■ To do
Lines containing the word "Tagesordnung" need to be counted. Please reply with how many there are, and nothing else.

begin Excerpted records

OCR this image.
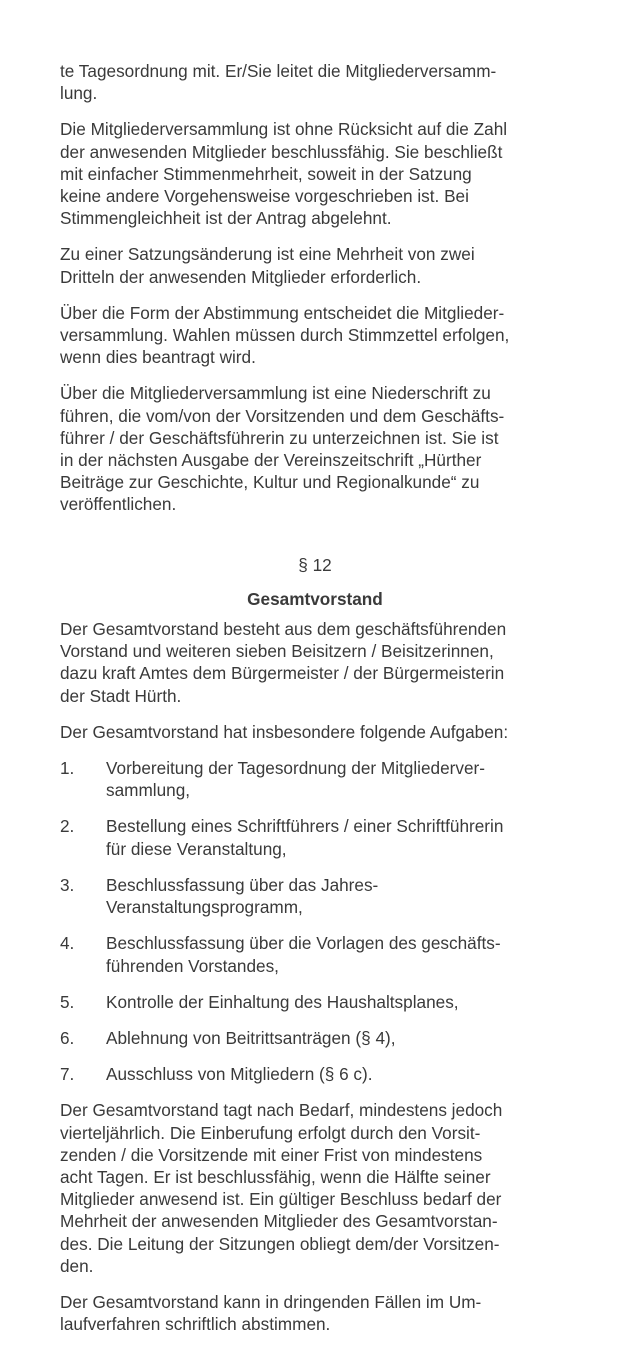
te Tagesordnung mit. Er/Sie leitet die Mitgliederversamm-
lung.

Die Mitgliederversammlung ist ohne Rücksicht auf die Zahl
der anwesenden Mitglieder beschlussfähig. Sie beschließt
mit einfacher Stimmenmehrheit, soweit in der Satzung
keine andere Vorgehensweise vorgeschrieben ist. Bei
Stimmengleichheit ist der Antrag abgelehnt.

Zu einer Satzungsänderung ist eine Mehrheit von zwei
Dritteln der anwesenden Mitglieder erforderlich.

Über die Form der Abstimmung entscheidet die Mitglieder-
versammlung. Wahlen müssen durch Stimmzettel erfolgen,
wenn dies beantragt wird.

Über die Mitgliederversammlung ist eine Niederschrift zu
führen, die vom/von der Vorsitzenden und dem Geschäfts-
führer / der Geschäftsführerin zu unterzeichnen ist. Sie ist
in der nächsten Ausgabe der Vereinszeitschrift „Hürther
Beiträge zur Geschichte, Kultur und Regionalkunde“ zu
veröffentlichen.

§ 12
Gesamtvorstand

Der Gesamtvorstand besteht aus dem geschäftsführenden
Vorstand und weiteren sieben Beisitzern / Beisitzerinnen,
dazu kraft Amtes dem Bürgermeister / der Bürgermeisterin
der Stadt Hürth.

Der Gesamtvorstand hat insbesondere folgende Aufgaben:

1.	Vorbereitung der Tagesordnung der Mitgliederver-
sammlung,
2.	Bestellung eines Schriftführers / einer Schriftführerin
für diese Veranstaltung,
3.	Beschlussfassung über das Jahres-
Veranstaltungsprogramm,
4.	Beschlussfassung über die Vorlagen des geschäfts-
führenden Vorstandes,
5.	Kontrolle der Einhaltung des Haushaltsplanes,
6.	Ablehnung von Beitrittsanträgen (§ 4),
7.	Ausschluss von Mitgliedern (§ 6 c).

Der Gesamtvorstand tagt nach Bedarf, mindestens jedoch
vierteljährlich. Die Einberufung erfolgt durch den Vorsit-
zenden / die Vorsitzende mit einer Frist von mindestens
acht Tagen. Er ist beschlussfähig, wenn die Hälfte seiner
Mitglieder anwesend ist. Ein gültiger Beschluss bedarf der
Mehrheit der anwesenden Mitglieder des Gesamtvorstan-
des. Die Leitung der Sitzungen obliegt dem/der Vorsitzen-
den.

Der Gesamtvorstand kann in dringenden Fällen im Um-
laufverfahren schriftlich abstimmen.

end Excerpted records

■ Output
2